The exercise:
Return all entries precisely as they stand, without the images.

Supplied entries:
===============

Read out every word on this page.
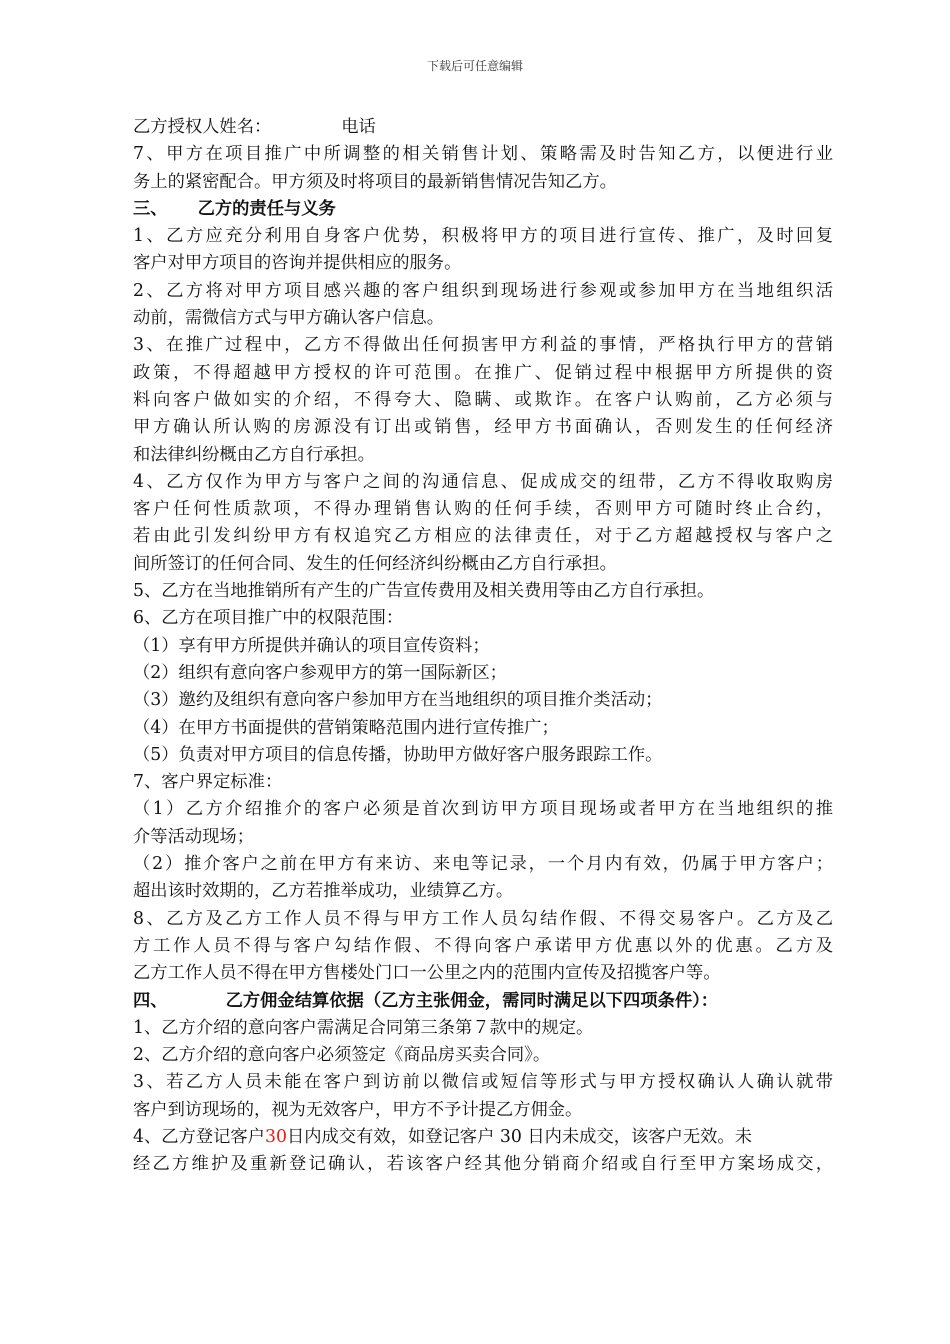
下载后可任意编辑
乙方授权人姓名：	电话
7、甲方在项目推广中所调整的相关销售计划、策略需及时告知乙方，以便进行业
务上的紧密配合。甲方须及时将项目的最新销售情况告知乙方。
三、 乙方的责任与义务
1、乙方应充分利用自身客户优势，积极将甲方的项目进行宣传、推广，及时回复
客户对甲方项目的咨询并提供相应的服务。
2、乙方将对甲方项目感兴趣的客户组织到现场进行参观或参加甲方在当地组织活
动前，需微信方式与甲方确认客户信息。
3、在推广过程中，乙方不得做出任何损害甲方利益的事情，严格执行甲方的营销
政策，不得超越甲方授权的许可范围。在推广、促销过程中根据甲方所提供的资
料向客户做如实的介绍，不得夸大、隐瞒、或欺诈。在客户认购前，乙方必须与
甲方确认所认购的房源没有订出或销售，经甲方书面确认，否则发生的任何经济
和法律纠纷概由乙方自行承担。
4、乙方仅作为甲方与客户之间的沟通信息、促成成交的纽带，乙方不得收取购房
客户任何性质款项，不得办理销售认购的任何手续，否则甲方可随时终止合约，
若由此引发纠纷甲方有权追究乙方相应的法律责任，对于乙方超越授权与客户之
间所签订的任何合同、发生的任何经济纠纷概由乙方自行承担。
5、乙方在当地推销所有产生的广告宣传费用及相关费用等由乙方自行承担。
6、乙方在项目推广中的权限范围：
（1）享有甲方所提供并确认的项目宣传资料；
（2）组织有意向客户参观甲方的第一国际新区；
（3）邀约及组织有意向客户参加甲方在当地组织的项目推介类活动；
（4）在甲方书面提供的营销策略范围内进行宣传推广；
（5）负责对甲方项目的信息传播，协助甲方做好客户服务跟踪工作。
7、客户界定标准：
（1）乙方介绍推介的客户必须是首次到访甲方项目现场或者甲方在当地组织的推
介等活动现场；
（2）推介客户之前在甲方有来访、来电等记录，一个月内有效，仍属于甲方客户；
超出该时效期的，乙方若推举成功，业绩算乙方。
8、乙方及乙方工作人员不得与甲方工作人员勾结作假、不得交易客户。乙方及乙
方工作人员不得与客户勾结作假、不得向客户承诺甲方优惠以外的优惠。乙方及
乙方工作人员不得在甲方售楼处门口一公里之内的范围内宣传及招揽客户等。
四、	乙方佣金结算依据（乙方主张佣金，需同时满足以下四项条件）：
1、乙方介绍的意向客户需满足合同第三条第７款中的规定。
2、乙方介绍的意向客户必须签定《商品房买卖合同》。
3、若乙方人员未能在客户到访前以微信或短信等形式与甲方授权确认人确认就带
客户到访现场的，视为无效客户，甲方不予计提乙方佣金。
4、乙方登记客户30日内成交有效，如登记客户 30 日内未成交，该客户无效。未
经乙方维护及重新登记确认，若该客户经其他分销商介绍或自行至甲方案场成交，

===============

Complete answer:
Read out every word on this page.
下载后可任意编辑
乙方授权人姓名：	电话
7、甲方在项目推广中所调整的相关销售计划、策略需及时告知乙方，以便进行业
务上的紧密配合。甲方须及时将项目的最新销售情况告知乙方。
三、 乙方的责任与义务
1、乙方应充分利用自身客户优势，积极将甲方的项目进行宣传、推广，及时回复
客户对甲方项目的咨询并提供相应的服务。
2、乙方将对甲方项目感兴趣的客户组织到现场进行参观或参加甲方在当地组织活
动前，需微信方式与甲方确认客户信息。
3、在推广过程中，乙方不得做出任何损害甲方利益的事情，严格执行甲方的营销
政策，不得超越甲方授权的许可范围。在推广、促销过程中根据甲方所提供的资
料向客户做如实的介绍，不得夸大、隐瞒、或欺诈。在客户认购前，乙方必须与
甲方确认所认购的房源没有订出或销售，经甲方书面确认，否则发生的任何经济
和法律纠纷概由乙方自行承担。
4、乙方仅作为甲方与客户之间的沟通信息、促成成交的纽带，乙方不得收取购房
客户任何性质款项，不得办理销售认购的任何手续，否则甲方可随时终止合约，
若由此引发纠纷甲方有权追究乙方相应的法律责任，对于乙方超越授权与客户之
间所签订的任何合同、发生的任何经济纠纷概由乙方自行承担。
5、乙方在当地推销所有产生的广告宣传费用及相关费用等由乙方自行承担。
6、乙方在项目推广中的权限范围：
（1）享有甲方所提供并确认的项目宣传资料；
（2）组织有意向客户参观甲方的第一国际新区；
（3）邀约及组织有意向客户参加甲方在当地组织的项目推介类活动；
（4）在甲方书面提供的营销策略范围内进行宣传推广；
（5）负责对甲方项目的信息传播，协助甲方做好客户服务跟踪工作。
7、客户界定标准：
（1）乙方介绍推介的客户必须是首次到访甲方项目现场或者甲方在当地组织的推
介等活动现场；
（2）推介客户之前在甲方有来访、来电等记录，一个月内有效，仍属于甲方客户；
超出该时效期的，乙方若推举成功，业绩算乙方。
8、乙方及乙方工作人员不得与甲方工作人员勾结作假、不得交易客户。乙方及乙
方工作人员不得与客户勾结作假、不得向客户承诺甲方优惠以外的优惠。乙方及
乙方工作人员不得在甲方售楼处门口一公里之内的范围内宣传及招揽客户等。
四、	乙方佣金结算依据（乙方主张佣金，需同时满足以下四项条件）：
1、乙方介绍的意向客户需满足合同第三条第７款中的规定。
2、乙方介绍的意向客户必须签定《商品房买卖合同》。
3、若乙方人员未能在客户到访前以微信或短信等形式与甲方授权确认人确认就带
客户到访现场的，视为无效客户，甲方不予计提乙方佣金。
4、乙方登记客户30日内成交有效，如登记客户 30 日内未成交，该客户无效。未
经乙方维护及重新登记确认，若该客户经其他分销商介绍或自行至甲方案场成交，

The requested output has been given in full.